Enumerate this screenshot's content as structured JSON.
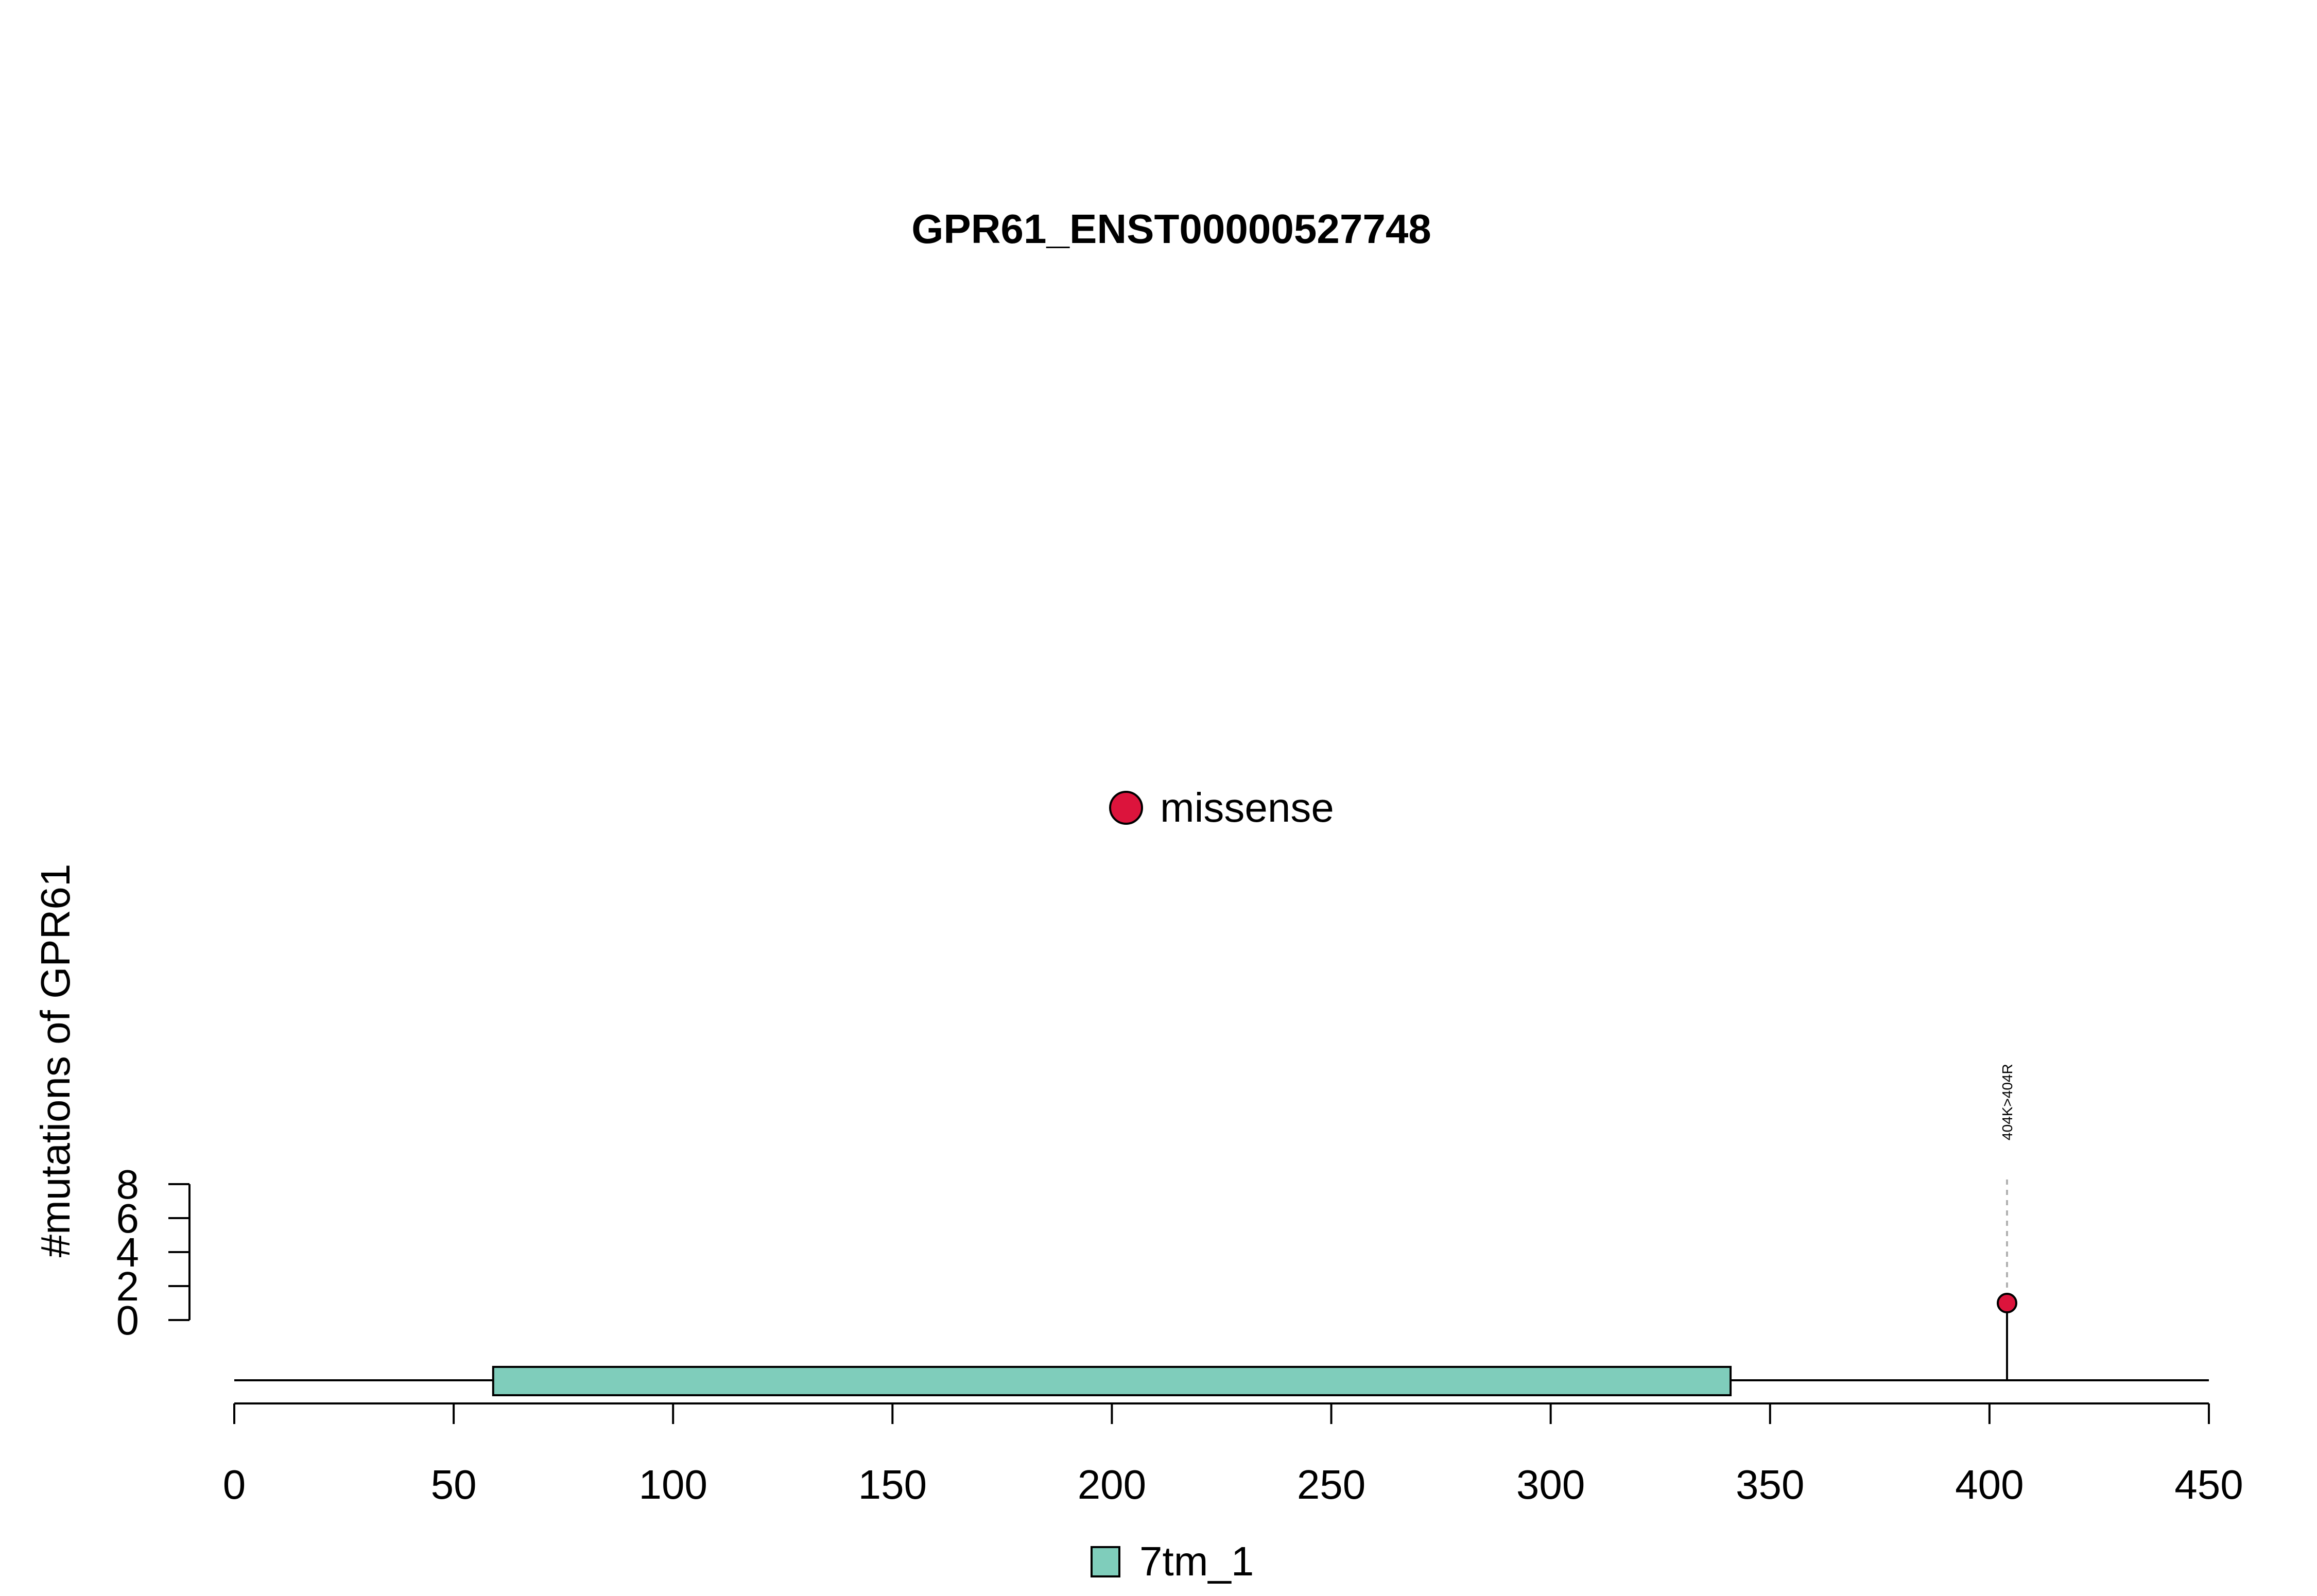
{
  "chart_data": {
    "type": "lollipop",
    "title": "GPR61_ENST00000527748",
    "ylabel": "#mutations of GPR61",
    "xlim": [
      0,
      450
    ],
    "x_ticks": [
      0,
      50,
      100,
      150,
      200,
      250,
      300,
      350,
      400,
      450
    ],
    "ylim": [
      0,
      8
    ],
    "y_ticks": [
      0,
      2,
      4,
      6,
      8
    ],
    "protein_length": 450,
    "domains": [
      {
        "name": "7tm_1",
        "start": 59,
        "end": 341,
        "color": "#7FCDBB"
      }
    ],
    "mutations": [
      {
        "position": 404,
        "count": 1,
        "label": "404K>404R",
        "type": "missense"
      }
    ],
    "mutation_types": [
      {
        "name": "missense",
        "color": "#DC143C"
      }
    ],
    "legend_domains": [
      "7tm_1"
    ],
    "legend_mutation_types": [
      "missense"
    ]
  }
}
══════════
* _Your task_
What you give back must match the entries exactly, apart from the omitted pictures.

* _Result below_
Enumerate this screenshot's content as structured JSON.
{
  "chart_data": {
    "type": "lollipop",
    "title": "GPR61_ENST00000527748",
    "ylabel": "#mutations of GPR61",
    "xlim": [
      0,
      450
    ],
    "x_ticks": [
      0,
      50,
      100,
      150,
      200,
      250,
      300,
      350,
      400,
      450
    ],
    "ylim": [
      0,
      8
    ],
    "y_ticks": [
      0,
      2,
      4,
      6,
      8
    ],
    "protein_length": 450,
    "domains": [
      {
        "name": "7tm_1",
        "start": 59,
        "end": 341,
        "color": "#7FCDBB"
      }
    ],
    "mutations": [
      {
        "position": 404,
        "count": 1,
        "label": "404K>404R",
        "type": "missense"
      }
    ],
    "mutation_types": [
      {
        "name": "missense",
        "color": "#DC143C"
      }
    ],
    "legend_domains": [
      "7tm_1"
    ],
    "legend_mutation_types": [
      "missense"
    ]
  }
}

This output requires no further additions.